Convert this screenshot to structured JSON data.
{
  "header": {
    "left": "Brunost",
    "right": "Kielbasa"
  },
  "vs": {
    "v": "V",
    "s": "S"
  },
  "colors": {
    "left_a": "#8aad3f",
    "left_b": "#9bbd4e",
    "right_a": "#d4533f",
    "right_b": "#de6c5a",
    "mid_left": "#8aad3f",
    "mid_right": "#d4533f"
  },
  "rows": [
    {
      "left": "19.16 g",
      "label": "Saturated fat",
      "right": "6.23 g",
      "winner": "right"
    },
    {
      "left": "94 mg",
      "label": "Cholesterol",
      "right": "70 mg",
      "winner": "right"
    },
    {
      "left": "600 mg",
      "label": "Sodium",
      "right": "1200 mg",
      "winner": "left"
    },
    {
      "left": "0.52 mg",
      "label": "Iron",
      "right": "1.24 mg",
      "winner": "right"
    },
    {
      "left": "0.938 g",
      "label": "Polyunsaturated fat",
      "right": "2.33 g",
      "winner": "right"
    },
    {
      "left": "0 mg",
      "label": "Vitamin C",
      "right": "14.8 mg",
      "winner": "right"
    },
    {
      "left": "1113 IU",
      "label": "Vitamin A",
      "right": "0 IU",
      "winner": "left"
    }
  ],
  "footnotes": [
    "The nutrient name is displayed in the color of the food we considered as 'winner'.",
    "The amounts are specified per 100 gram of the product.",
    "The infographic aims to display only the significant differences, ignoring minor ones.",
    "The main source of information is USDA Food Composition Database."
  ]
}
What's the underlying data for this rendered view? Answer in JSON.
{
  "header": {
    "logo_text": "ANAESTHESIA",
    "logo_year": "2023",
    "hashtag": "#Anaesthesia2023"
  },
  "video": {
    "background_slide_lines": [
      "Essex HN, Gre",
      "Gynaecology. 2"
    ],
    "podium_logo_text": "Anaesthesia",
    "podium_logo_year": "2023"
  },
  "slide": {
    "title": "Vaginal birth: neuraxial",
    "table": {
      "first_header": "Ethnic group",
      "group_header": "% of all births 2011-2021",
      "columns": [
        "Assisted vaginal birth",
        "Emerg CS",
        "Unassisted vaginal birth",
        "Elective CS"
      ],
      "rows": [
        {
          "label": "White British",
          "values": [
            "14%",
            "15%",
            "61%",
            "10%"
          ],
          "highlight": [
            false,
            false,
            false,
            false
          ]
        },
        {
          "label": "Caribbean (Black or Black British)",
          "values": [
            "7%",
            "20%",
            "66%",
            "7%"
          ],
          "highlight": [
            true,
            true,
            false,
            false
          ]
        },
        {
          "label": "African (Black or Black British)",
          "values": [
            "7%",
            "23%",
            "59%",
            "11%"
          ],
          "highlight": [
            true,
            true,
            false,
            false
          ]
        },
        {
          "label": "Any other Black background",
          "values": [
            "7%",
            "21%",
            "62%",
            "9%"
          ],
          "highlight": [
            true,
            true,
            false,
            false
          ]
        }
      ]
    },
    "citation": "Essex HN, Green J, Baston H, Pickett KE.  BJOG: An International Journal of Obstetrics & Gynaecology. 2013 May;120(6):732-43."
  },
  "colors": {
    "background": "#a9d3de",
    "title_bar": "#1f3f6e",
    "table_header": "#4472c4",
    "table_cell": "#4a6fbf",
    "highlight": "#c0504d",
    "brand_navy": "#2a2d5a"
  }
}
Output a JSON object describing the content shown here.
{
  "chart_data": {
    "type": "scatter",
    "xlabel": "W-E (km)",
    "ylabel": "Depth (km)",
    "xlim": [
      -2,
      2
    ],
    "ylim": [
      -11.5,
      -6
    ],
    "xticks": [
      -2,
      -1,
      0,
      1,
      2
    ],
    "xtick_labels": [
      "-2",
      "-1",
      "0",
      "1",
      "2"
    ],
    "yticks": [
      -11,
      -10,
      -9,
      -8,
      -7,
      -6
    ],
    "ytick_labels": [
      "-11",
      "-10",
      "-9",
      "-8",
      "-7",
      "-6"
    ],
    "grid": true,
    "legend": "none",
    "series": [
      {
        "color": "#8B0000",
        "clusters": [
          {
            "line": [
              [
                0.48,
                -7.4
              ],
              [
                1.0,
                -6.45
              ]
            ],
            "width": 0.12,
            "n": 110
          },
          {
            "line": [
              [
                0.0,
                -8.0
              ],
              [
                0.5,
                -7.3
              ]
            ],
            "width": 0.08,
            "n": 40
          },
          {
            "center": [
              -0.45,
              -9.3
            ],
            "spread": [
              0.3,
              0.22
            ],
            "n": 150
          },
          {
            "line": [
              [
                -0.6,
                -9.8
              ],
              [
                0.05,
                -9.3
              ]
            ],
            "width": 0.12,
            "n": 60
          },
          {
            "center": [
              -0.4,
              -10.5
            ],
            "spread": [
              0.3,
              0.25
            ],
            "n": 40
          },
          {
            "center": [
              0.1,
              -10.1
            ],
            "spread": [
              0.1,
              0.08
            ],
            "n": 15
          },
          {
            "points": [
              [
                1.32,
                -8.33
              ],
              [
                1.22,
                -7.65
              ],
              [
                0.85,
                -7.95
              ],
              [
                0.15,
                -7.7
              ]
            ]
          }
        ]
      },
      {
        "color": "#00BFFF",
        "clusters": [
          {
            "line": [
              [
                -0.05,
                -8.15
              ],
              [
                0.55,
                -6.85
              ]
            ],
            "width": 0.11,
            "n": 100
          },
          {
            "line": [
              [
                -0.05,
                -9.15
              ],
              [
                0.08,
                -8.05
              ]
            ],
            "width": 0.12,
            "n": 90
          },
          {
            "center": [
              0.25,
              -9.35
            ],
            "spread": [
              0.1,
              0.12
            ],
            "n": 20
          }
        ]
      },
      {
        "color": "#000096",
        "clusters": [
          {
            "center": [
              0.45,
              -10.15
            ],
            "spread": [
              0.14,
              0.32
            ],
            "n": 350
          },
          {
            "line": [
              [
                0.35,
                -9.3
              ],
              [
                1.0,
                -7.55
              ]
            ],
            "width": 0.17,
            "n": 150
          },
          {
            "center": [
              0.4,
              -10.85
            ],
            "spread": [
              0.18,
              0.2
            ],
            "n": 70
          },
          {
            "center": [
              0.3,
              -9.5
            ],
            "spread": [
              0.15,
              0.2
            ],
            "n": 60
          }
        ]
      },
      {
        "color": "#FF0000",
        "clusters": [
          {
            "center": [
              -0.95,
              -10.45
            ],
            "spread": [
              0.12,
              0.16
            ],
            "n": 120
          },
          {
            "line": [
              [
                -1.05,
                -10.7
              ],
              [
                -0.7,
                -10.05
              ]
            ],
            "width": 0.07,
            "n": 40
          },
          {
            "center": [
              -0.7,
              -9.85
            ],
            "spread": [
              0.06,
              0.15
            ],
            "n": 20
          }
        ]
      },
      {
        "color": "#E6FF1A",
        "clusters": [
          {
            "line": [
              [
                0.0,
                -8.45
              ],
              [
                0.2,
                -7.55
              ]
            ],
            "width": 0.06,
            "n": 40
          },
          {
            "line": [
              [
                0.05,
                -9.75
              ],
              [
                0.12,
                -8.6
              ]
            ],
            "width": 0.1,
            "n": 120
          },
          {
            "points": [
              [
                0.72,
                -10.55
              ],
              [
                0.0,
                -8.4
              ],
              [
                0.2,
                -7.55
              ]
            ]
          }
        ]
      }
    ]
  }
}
***
Exercise description:
Restate each of the entries above verbatim.

Output of the task:
Convert this screenshot to structured JSON data.
{
  "header": {
    "left": "Brunost",
    "right": "Kielbasa"
  },
  "vs": {
    "v": "V",
    "s": "S"
  },
  "colors": {
    "left_a": "#8aad3f",
    "left_b": "#9bbd4e",
    "right_a": "#d4533f",
    "right_b": "#de6c5a",
    "mid_left": "#8aad3f",
    "mid_right": "#d4533f"
  },
  "rows": [
    {
      "left": "19.16 g",
      "label": "Saturated fat",
      "right": "6.23 g",
      "winner": "right"
    },
    {
      "left": "94 mg",
      "label": "Cholesterol",
      "right": "70 mg",
      "winner": "right"
    },
    {
      "left": "600 mg",
      "label": "Sodium",
      "right": "1200 mg",
      "winner": "left"
    },
    {
      "left": "0.52 mg",
      "label": "Iron",
      "right": "1.24 mg",
      "winner": "right"
    },
    {
      "left": "0.938 g",
      "label": "Polyunsaturated fat",
      "right": "2.33 g",
      "winner": "right"
    },
    {
      "left": "0 mg",
      "label": "Vitamin C",
      "right": "14.8 mg",
      "winner": "right"
    },
    {
      "left": "1113 IU",
      "label": "Vitamin A",
      "right": "0 IU",
      "winner": "left"
    }
  ],
  "footnotes": [
    "The nutrient name is displayed in the color of the food we considered as 'winner'.",
    "The amounts are specified per 100 gram of the product.",
    "The infographic aims to display only the significant differences, ignoring minor ones.",
    "The main source of information is USDA Food Composition Database."
  ]
}
What's the underlying data for this rendered view? Answer in JSON.
{
  "header": {
    "logo_text": "ANAESTHESIA",
    "logo_year": "2023",
    "hashtag": "#Anaesthesia2023"
  },
  "video": {
    "background_slide_lines": [
      "Essex HN, Gre",
      "Gynaecology. 2"
    ],
    "podium_logo_text": "Anaesthesia",
    "podium_logo_year": "2023"
  },
  "slide": {
    "title": "Vaginal birth: neuraxial",
    "table": {
      "first_header": "Ethnic group",
      "group_header": "% of all births 2011-2021",
      "columns": [
        "Assisted vaginal birth",
        "Emerg CS",
        "Unassisted vaginal birth",
        "Elective CS"
      ],
      "rows": [
        {
          "label": "White British",
          "values": [
            "14%",
            "15%",
            "61%",
            "10%"
          ],
          "highlight": [
            false,
            false,
            false,
            false
          ]
        },
        {
          "label": "Caribbean (Black or Black British)",
          "values": [
            "7%",
            "20%",
            "66%",
            "7%"
          ],
          "highlight": [
            true,
            true,
            false,
            false
          ]
        },
        {
          "label": "African (Black or Black British)",
          "values": [
            "7%",
            "23%",
            "59%",
            "11%"
          ],
          "highlight": [
            true,
            true,
            false,
            false
          ]
        },
        {
          "label": "Any other Black background",
          "values": [
            "7%",
            "21%",
            "62%",
            "9%"
          ],
          "highlight": [
            true,
            true,
            false,
            false
          ]
        }
      ]
    },
    "citation": "Essex HN, Green J, Baston H, Pickett KE.  BJOG: An International Journal of Obstetrics & Gynaecology. 2013 May;120(6):732-43."
  },
  "colors": {
    "background": "#a9d3de",
    "title_bar": "#1f3f6e",
    "table_header": "#4472c4",
    "table_cell": "#4a6fbf",
    "highlight": "#c0504d",
    "brand_navy": "#2a2d5a"
  }
}
Output a JSON object describing the content shown here.
{
  "chart_data": {
    "type": "scatter",
    "xlabel": "W-E (km)",
    "ylabel": "Depth (km)",
    "xlim": [
      -2,
      2
    ],
    "ylim": [
      -11.5,
      -6
    ],
    "xticks": [
      -2,
      -1,
      0,
      1,
      2
    ],
    "xtick_labels": [
      "-2",
      "-1",
      "0",
      "1",
      "2"
    ],
    "yticks": [
      -11,
      -10,
      -9,
      -8,
      -7,
      -6
    ],
    "ytick_labels": [
      "-11",
      "-10",
      "-9",
      "-8",
      "-7",
      "-6"
    ],
    "grid": true,
    "legend": "none",
    "series": [
      {
        "color": "#8B0000",
        "clusters": [
          {
            "line": [
              [
                0.48,
                -7.4
              ],
              [
                1.0,
                -6.45
              ]
            ],
            "width": 0.12,
            "n": 110
          },
          {
            "line": [
              [
                0.0,
                -8.0
              ],
              [
                0.5,
                -7.3
              ]
            ],
            "width": 0.08,
            "n": 40
          },
          {
            "center": [
              -0.45,
              -9.3
            ],
            "spread": [
              0.3,
              0.22
            ],
            "n": 150
          },
          {
            "line": [
              [
                -0.6,
                -9.8
              ],
              [
                0.05,
                -9.3
              ]
            ],
            "width": 0.12,
            "n": 60
          },
          {
            "center": [
              -0.4,
              -10.5
            ],
            "spread": [
              0.3,
              0.25
            ],
            "n": 40
          },
          {
            "center": [
              0.1,
              -10.1
            ],
            "spread": [
              0.1,
              0.08
            ],
            "n": 15
          },
          {
            "points": [
              [
                1.32,
                -8.33
              ],
              [
                1.22,
                -7.65
              ],
              [
                0.85,
                -7.95
              ],
              [
                0.15,
                -7.7
              ]
            ]
          }
        ]
      },
      {
        "color": "#00BFFF",
        "clusters": [
          {
            "line": [
              [
                -0.05,
                -8.15
              ],
              [
                0.55,
                -6.85
              ]
            ],
            "width": 0.11,
            "n": 100
          },
          {
            "line": [
              [
                -0.05,
                -9.15
              ],
              [
                0.08,
                -8.05
              ]
            ],
            "width": 0.12,
            "n": 90
          },
          {
            "center": [
              0.25,
              -9.35
            ],
            "spread": [
              0.1,
              0.12
            ],
            "n": 20
          }
        ]
      },
      {
        "color": "#000096",
        "clusters": [
          {
            "center": [
              0.45,
              -10.15
            ],
            "spread": [
              0.14,
              0.32
            ],
            "n": 350
          },
          {
            "line": [
              [
                0.35,
                -9.3
              ],
              [
                1.0,
                -7.55
              ]
            ],
            "width": 0.17,
            "n": 150
          },
          {
            "center": [
              0.4,
              -10.85
            ],
            "spread": [
              0.18,
              0.2
            ],
            "n": 70
          },
          {
            "center": [
              0.3,
              -9.5
            ],
            "spread": [
              0.15,
              0.2
            ],
            "n": 60
          }
        ]
      },
      {
        "color": "#FF0000",
        "clusters": [
          {
            "center": [
              -0.95,
              -10.45
            ],
            "spread": [
              0.12,
              0.16
            ],
            "n": 120
          },
          {
            "line": [
              [
                -1.05,
                -10.7
              ],
              [
                -0.7,
                -10.05
              ]
            ],
            "width": 0.07,
            "n": 40
          },
          {
            "center": [
              -0.7,
              -9.85
            ],
            "spread": [
              0.06,
              0.15
            ],
            "n": 20
          }
        ]
      },
      {
        "color": "#E6FF1A",
        "clusters": [
          {
            "line": [
              [
                0.0,
                -8.45
              ],
              [
                0.2,
                -7.55
              ]
            ],
            "width": 0.06,
            "n": 40
          },
          {
            "line": [
              [
                0.05,
                -9.75
              ],
              [
                0.12,
                -8.6
              ]
            ],
            "width": 0.1,
            "n": 120
          },
          {
            "points": [
              [
                0.72,
                -10.55
              ],
              [
                0.0,
                -8.4
              ],
              [
                0.2,
                -7.55
              ]
            ]
          }
        ]
      }
    ]
  }
}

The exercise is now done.